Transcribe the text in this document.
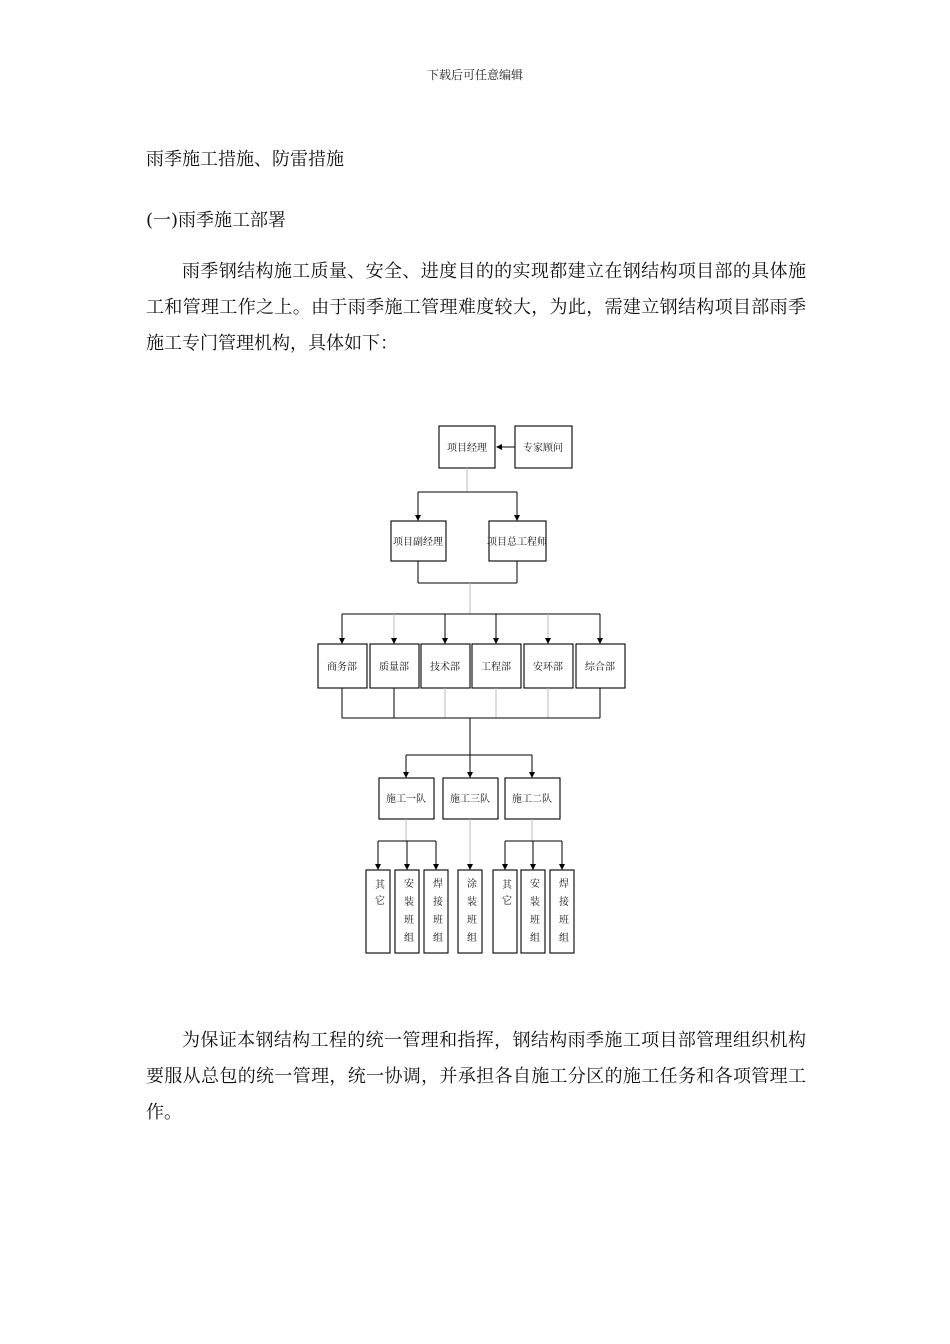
下载后可任意编辑
雨季施工措施、防雷措施
(一)雨季施工部署

雨季钢结构施工质量、安全、进度目的的实现都建立在钢结构项目部的具体施工和管理工作之上。由于雨季施工管理难度较大，为此，需建立钢结构项目部雨季施工专门管理机构，具体如下：

项目经理	专家顾问
项目副经理	项目总工程师
商务部 质量部 技术部 工程部 安环部 综合部
施工一队 施工三队 施工二队
其它 安装班组 焊接班组 涂装班组 其它 安装班组 焊接班组

为保证本钢结构工程的统一管理和指挥，钢结构雨季施工项目部管理组织机构要服从总包的统一管理，统一协调，并承担各自施工分区的施工任务和各项管理工作。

============================================================

## AIM:
Repeat the records above exactly, leaving out any pictures they contain.

## ANSWER FOR THIS EXERCISE:
Transcribe the text in this document.
下载后可任意编辑
雨季施工措施、防雷措施
(一)雨季施工部署

雨季钢结构施工质量、安全、进度目的的实现都建立在钢结构项目部的具体施工和管理工作之上。由于雨季施工管理难度较大，为此，需建立钢结构项目部雨季施工专门管理机构，具体如下：

项目经理	专家顾问
项目副经理	项目总工程师
商务部 质量部 技术部 工程部 安环部 综合部
施工一队 施工三队 施工二队
其它 安装班组 焊接班组 涂装班组 其它 安装班组 焊接班组

为保证本钢结构工程的统一管理和指挥，钢结构雨季施工项目部管理组织机构要服从总包的统一管理，统一协调，并承担各自施工分区的施工任务和各项管理工作。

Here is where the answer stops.